(Some records)
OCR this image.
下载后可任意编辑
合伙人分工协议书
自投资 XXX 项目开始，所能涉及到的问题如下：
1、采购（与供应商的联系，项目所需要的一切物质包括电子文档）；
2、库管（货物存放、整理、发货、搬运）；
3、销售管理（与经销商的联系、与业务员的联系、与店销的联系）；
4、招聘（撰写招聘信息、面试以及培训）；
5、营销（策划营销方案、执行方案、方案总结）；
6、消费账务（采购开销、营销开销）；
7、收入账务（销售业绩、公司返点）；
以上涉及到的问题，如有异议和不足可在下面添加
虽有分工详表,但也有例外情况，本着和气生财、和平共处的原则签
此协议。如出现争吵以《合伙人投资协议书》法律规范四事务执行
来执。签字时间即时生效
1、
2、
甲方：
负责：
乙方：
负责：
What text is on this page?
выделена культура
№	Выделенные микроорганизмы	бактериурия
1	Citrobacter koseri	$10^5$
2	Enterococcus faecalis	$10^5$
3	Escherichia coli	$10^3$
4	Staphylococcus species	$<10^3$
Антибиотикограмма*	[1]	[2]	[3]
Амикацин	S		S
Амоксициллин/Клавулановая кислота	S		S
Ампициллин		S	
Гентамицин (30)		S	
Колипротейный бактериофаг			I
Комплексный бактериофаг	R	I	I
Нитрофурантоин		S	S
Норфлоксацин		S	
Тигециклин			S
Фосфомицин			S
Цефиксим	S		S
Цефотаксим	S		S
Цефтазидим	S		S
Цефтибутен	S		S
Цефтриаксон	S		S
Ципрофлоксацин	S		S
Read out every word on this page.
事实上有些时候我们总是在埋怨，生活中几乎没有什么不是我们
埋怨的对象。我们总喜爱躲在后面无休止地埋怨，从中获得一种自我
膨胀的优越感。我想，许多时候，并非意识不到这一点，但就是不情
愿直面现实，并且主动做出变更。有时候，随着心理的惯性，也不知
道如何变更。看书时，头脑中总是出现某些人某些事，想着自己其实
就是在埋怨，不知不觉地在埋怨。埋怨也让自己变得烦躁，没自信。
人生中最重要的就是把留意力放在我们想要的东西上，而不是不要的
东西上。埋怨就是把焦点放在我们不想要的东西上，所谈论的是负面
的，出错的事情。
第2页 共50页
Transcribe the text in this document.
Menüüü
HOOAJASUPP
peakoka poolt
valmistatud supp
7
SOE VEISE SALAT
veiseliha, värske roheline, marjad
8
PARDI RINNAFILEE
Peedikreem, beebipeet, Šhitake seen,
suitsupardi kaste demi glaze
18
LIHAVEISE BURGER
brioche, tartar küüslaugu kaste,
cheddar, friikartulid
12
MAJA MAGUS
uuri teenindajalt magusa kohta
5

● **The exercise**
Extract the listing in its entirety and repeat it exactly.

● **Reply**
OCR this image.
下载后可任意编辑
合伙人分工协议书
自投资 XXX 项目开始，所能涉及到的问题如下：
1、采购（与供应商的联系，项目所需要的一切物质包括电子文档）；
2、库管（货物存放、整理、发货、搬运）；
3、销售管理（与经销商的联系、与业务员的联系、与店销的联系）；
4、招聘（撰写招聘信息、面试以及培训）；
5、营销（策划营销方案、执行方案、方案总结）；
6、消费账务（采购开销、营销开销）；
7、收入账务（销售业绩、公司返点）；
以上涉及到的问题，如有异议和不足可在下面添加
虽有分工详表,但也有例外情况，本着和气生财、和平共处的原则签
此协议。如出现争吵以《合伙人投资协议书》法律规范四事务执行
来执。签字时间即时生效
1、
2、
甲方：
负责：
乙方：
负责：
What text is on this page?
выделена культура
№	Выделенные микроорганизмы	бактериурия
1	Citrobacter koseri	$10^5$
2	Enterococcus faecalis	$10^5$
3	Escherichia coli	$10^3$
4	Staphylococcus species	$<10^3$
Антибиотикограмма*	[1]	[2]	[3]
Амикацин	S		S
Амоксициллин/Клавулановая кислота	S		S
Ампициллин		S	
Гентамицин (30)		S	
Колипротейный бактериофаг			I
Комплексный бактериофаг	R	I	I
Нитрофурантоин		S	S
Норфлоксацин		S	
Тигециклин			S
Фосфомицин			S
Цефиксим	S		S
Цефотаксим	S		S
Цефтазидим	S		S
Цефтибутен	S		S
Цефтриаксон	S		S
Ципрофлоксацин	S		S
Read out every word on this page.
事实上有些时候我们总是在埋怨，生活中几乎没有什么不是我们
埋怨的对象。我们总喜爱躲在后面无休止地埋怨，从中获得一种自我
膨胀的优越感。我想，许多时候，并非意识不到这一点，但就是不情
愿直面现实，并且主动做出变更。有时候，随着心理的惯性，也不知
道如何变更。看书时，头脑中总是出现某些人某些事，想着自己其实
就是在埋怨，不知不觉地在埋怨。埋怨也让自己变得烦躁，没自信。
人生中最重要的就是把留意力放在我们想要的东西上，而不是不要的
东西上。埋怨就是把焦点放在我们不想要的东西上，所谈论的是负面
的，出错的事情。
第2页 共50页
Transcribe the text in this document.
Menüüü
HOOAJASUPP
peakoka poolt
valmistatud supp
7
SOE VEISE SALAT
veiseliha, värske roheline, marjad
8
PARDI RINNAFILEE
Peedikreem, beebipeet, Šhitake seen,
suitsupardi kaste demi glaze
18
LIHAVEISE BURGER
brioche, tartar küüslaugu kaste,
cheddar, friikartulid
12
MAJA MAGUS
uuri teenindajalt magusa kohta
5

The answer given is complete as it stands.